§ Record extracts
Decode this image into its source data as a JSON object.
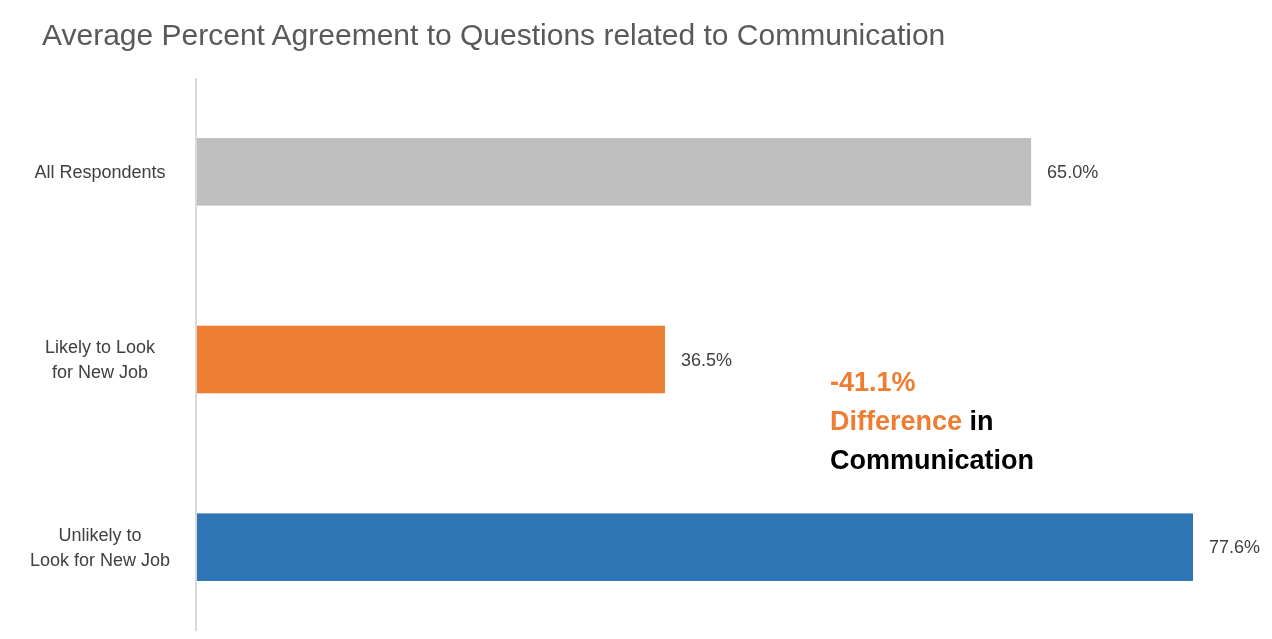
{
  "chart_data": {
    "type": "bar",
    "orientation": "horizontal",
    "title": "Average Percent Agreement to Questions related to Communication",
    "categories": [
      "All Respondents",
      "Likely to Look\nfor New Job",
      "Unlikely to\nLook for New Job"
    ],
    "values": [
      65.0,
      36.5,
      77.6
    ],
    "colors": [
      "#bfbfbf",
      "#ed7d31",
      "#2e75b6"
    ],
    "value_labels": [
      "65.0%",
      "36.5%",
      "77.6%"
    ],
    "annotations": [
      "-41.1% Difference in Communication"
    ]
  }
}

§ Problem requirements
Examine the records and pull out every line where the string "Communication" occurs.

§ In response
    "title": "Average Percent Agreement to Questions related to Communication",
      "-41.1% Difference in Communication"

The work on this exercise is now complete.